• [YOUR INSTRUCTIONS]
Search the material for "note" and show all lines that contain it.

(A block of data)
-=-=-

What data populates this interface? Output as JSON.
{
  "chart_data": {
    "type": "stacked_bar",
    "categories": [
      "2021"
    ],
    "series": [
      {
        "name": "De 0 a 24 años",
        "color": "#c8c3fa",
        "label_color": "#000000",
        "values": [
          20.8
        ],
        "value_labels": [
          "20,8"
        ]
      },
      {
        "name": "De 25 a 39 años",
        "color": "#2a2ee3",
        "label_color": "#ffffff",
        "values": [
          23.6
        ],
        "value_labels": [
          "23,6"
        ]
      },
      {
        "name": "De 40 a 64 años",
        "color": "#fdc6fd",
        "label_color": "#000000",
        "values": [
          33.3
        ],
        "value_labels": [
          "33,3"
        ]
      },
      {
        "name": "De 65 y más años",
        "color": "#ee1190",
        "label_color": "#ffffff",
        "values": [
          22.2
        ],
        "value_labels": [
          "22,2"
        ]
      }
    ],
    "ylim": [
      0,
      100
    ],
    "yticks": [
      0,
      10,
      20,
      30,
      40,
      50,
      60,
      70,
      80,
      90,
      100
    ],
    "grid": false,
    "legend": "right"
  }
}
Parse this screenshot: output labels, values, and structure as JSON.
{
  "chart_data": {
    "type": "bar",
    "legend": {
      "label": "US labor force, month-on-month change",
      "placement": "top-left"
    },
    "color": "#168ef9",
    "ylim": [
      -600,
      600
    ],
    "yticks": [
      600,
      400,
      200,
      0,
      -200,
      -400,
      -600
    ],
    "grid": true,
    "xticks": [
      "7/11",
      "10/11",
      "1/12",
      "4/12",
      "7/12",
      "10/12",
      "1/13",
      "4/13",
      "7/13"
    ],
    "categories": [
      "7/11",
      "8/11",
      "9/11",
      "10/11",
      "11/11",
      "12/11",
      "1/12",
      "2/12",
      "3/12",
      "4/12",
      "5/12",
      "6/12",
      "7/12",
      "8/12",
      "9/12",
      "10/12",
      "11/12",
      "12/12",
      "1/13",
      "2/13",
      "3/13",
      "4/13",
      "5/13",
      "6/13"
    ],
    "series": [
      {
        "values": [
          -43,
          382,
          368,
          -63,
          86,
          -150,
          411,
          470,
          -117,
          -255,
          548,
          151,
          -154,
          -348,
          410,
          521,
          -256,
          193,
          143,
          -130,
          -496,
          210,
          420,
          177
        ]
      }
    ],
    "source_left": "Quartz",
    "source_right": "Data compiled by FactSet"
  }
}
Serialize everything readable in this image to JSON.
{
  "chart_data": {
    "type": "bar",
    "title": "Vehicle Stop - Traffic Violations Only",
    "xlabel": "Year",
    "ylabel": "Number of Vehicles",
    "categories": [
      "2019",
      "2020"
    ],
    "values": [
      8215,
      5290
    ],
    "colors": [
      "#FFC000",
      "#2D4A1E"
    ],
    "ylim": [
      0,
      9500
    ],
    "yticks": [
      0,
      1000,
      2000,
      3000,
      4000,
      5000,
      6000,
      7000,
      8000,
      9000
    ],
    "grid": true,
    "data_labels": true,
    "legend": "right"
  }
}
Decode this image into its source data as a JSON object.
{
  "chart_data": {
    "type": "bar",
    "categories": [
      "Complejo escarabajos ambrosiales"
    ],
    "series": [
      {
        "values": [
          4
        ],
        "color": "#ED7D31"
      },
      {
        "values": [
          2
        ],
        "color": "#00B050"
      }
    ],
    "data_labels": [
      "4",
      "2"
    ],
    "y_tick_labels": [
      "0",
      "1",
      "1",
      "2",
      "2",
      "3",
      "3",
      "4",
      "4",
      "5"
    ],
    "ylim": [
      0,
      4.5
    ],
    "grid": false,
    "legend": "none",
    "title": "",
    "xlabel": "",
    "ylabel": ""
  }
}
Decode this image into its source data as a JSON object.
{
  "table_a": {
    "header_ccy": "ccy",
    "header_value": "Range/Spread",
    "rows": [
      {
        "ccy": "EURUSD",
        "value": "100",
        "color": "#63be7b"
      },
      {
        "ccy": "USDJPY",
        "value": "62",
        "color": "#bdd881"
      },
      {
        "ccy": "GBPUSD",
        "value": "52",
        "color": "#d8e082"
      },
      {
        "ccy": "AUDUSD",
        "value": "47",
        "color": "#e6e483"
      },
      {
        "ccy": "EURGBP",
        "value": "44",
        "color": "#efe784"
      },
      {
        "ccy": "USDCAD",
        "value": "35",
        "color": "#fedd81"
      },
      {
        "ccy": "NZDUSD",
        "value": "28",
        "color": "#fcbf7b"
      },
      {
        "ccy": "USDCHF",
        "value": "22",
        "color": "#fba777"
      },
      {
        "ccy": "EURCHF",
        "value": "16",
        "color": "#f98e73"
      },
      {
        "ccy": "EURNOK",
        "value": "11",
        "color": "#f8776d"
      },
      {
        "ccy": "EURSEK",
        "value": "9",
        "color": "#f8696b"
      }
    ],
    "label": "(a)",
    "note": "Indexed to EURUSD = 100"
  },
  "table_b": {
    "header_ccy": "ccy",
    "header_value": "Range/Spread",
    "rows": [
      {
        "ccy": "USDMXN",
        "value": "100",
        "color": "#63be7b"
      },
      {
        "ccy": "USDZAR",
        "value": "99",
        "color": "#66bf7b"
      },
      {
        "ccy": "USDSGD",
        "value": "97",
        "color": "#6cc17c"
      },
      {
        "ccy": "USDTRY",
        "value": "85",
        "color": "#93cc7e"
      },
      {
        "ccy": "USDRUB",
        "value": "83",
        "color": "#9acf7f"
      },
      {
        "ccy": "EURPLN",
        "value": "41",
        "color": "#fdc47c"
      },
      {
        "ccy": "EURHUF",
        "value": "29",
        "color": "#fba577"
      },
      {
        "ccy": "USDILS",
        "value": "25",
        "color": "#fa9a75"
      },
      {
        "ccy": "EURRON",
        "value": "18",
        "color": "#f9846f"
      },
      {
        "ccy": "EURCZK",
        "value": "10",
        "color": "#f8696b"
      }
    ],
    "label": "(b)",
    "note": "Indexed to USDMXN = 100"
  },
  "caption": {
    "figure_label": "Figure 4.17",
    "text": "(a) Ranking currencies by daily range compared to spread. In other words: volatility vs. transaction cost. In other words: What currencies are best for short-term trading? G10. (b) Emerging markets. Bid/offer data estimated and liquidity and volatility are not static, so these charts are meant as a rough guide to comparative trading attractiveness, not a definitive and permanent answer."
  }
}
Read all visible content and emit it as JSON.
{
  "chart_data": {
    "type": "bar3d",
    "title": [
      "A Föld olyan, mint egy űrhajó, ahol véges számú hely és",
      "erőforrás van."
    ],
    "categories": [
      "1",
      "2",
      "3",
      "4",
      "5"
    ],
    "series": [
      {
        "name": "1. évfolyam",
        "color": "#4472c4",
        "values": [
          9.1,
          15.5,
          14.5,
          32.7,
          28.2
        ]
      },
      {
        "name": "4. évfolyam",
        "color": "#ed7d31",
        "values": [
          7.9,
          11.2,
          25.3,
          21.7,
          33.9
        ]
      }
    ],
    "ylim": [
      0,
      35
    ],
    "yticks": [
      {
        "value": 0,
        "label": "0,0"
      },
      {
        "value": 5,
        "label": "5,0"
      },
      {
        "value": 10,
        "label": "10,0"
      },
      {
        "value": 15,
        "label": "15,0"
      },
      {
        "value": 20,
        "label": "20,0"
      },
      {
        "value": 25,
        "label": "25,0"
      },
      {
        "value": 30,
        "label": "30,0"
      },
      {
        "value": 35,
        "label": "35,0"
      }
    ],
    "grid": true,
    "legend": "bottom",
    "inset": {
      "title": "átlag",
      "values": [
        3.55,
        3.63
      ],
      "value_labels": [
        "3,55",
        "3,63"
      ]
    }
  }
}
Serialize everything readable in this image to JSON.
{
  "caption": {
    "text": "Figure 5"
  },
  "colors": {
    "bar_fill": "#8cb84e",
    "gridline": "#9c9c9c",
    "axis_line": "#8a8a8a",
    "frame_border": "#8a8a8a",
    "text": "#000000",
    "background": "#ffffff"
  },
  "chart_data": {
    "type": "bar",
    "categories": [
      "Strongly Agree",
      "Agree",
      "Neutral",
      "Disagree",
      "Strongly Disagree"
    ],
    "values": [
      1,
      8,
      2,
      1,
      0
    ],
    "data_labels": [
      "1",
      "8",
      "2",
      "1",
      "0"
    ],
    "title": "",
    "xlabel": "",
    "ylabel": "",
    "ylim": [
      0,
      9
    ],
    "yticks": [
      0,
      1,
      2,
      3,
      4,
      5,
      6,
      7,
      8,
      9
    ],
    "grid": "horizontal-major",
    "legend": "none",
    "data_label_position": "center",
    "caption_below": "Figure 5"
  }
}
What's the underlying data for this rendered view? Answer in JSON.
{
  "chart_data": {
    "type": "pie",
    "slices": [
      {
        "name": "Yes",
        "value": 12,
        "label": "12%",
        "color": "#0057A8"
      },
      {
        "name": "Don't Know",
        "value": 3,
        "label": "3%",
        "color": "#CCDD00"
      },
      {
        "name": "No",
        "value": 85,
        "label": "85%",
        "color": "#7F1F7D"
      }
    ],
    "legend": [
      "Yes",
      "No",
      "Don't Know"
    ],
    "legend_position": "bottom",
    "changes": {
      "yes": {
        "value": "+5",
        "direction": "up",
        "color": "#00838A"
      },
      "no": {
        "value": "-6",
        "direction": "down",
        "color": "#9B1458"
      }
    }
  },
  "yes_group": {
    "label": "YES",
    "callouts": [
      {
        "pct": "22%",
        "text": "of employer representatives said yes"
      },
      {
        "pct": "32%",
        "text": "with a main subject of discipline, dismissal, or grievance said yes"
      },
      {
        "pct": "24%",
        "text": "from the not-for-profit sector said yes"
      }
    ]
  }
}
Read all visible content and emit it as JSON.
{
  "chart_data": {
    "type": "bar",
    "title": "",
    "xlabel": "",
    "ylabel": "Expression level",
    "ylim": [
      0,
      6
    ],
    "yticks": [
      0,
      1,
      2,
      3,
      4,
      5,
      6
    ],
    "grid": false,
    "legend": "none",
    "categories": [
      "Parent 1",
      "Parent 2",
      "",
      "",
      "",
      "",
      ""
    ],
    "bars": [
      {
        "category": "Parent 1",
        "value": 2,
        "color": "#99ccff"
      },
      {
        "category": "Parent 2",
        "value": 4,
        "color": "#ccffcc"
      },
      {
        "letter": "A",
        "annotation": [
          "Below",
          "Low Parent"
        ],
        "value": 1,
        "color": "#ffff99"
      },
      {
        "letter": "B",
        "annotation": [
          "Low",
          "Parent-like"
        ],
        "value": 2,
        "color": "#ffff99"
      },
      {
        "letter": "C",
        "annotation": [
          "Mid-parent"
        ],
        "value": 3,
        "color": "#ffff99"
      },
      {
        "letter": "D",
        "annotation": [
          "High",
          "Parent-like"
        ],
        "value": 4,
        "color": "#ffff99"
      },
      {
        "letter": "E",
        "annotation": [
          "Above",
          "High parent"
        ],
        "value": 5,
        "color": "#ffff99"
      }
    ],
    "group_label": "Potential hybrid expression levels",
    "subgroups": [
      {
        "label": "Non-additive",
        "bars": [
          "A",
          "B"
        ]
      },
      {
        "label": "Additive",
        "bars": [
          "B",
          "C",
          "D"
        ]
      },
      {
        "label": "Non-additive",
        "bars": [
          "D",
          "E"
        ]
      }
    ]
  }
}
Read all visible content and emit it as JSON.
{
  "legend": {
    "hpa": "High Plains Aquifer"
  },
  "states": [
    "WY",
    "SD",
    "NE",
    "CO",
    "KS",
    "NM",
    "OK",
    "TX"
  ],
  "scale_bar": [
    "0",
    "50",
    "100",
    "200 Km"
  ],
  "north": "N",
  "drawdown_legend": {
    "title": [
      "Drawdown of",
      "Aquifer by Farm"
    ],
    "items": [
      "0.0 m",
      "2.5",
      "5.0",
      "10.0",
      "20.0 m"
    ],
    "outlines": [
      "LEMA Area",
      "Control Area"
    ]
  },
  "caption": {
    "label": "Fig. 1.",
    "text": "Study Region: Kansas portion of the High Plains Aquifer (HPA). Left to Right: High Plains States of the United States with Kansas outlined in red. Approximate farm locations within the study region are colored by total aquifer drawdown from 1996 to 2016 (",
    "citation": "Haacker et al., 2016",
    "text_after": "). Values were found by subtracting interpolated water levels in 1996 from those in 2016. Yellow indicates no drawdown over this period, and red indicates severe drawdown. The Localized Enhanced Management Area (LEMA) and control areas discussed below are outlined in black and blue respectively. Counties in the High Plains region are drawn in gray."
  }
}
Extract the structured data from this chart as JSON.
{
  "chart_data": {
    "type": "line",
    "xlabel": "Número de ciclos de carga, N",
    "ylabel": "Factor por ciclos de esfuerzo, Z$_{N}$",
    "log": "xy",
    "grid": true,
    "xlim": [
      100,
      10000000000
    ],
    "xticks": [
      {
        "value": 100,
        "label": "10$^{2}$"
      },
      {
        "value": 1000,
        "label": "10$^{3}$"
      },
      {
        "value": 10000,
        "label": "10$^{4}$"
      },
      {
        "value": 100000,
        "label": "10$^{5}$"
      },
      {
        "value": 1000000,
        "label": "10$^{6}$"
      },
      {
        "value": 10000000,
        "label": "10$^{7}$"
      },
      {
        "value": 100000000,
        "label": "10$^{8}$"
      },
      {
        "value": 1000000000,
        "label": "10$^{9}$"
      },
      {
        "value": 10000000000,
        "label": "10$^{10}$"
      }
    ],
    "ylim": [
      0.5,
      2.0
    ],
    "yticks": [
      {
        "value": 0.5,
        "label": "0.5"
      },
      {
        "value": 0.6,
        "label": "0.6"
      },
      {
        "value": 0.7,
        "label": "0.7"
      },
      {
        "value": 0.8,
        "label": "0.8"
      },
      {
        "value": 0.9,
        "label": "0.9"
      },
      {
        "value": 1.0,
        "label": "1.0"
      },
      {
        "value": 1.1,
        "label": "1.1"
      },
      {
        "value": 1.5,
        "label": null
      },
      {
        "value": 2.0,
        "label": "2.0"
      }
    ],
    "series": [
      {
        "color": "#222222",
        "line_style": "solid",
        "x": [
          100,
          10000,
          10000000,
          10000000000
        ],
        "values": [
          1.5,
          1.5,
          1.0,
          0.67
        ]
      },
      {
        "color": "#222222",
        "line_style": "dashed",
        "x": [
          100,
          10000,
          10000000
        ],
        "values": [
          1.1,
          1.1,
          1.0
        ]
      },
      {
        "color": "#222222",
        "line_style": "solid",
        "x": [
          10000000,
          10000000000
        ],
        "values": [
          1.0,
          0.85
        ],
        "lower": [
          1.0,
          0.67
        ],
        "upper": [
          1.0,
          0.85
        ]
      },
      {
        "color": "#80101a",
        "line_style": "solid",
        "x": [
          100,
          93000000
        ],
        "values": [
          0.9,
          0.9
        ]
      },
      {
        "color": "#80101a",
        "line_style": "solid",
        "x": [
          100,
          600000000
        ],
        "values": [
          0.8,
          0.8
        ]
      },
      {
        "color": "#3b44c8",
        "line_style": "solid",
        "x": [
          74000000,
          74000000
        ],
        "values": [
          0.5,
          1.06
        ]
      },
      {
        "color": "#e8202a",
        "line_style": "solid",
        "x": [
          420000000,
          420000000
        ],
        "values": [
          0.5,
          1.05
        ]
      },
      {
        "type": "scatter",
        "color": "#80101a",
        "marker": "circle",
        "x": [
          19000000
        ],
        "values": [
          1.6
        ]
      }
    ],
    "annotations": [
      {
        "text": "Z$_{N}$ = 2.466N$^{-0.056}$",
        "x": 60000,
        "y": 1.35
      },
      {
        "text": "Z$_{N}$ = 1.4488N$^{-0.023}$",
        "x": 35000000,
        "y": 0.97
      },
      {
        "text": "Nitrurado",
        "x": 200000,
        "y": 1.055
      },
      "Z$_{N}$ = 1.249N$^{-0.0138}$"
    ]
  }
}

-=-=-

• [OUTPUT FOR THIS EXERCISE]
    "note": "Indexed to EURUSD = 100"
    "note": "Indexed to USDMXN = 100"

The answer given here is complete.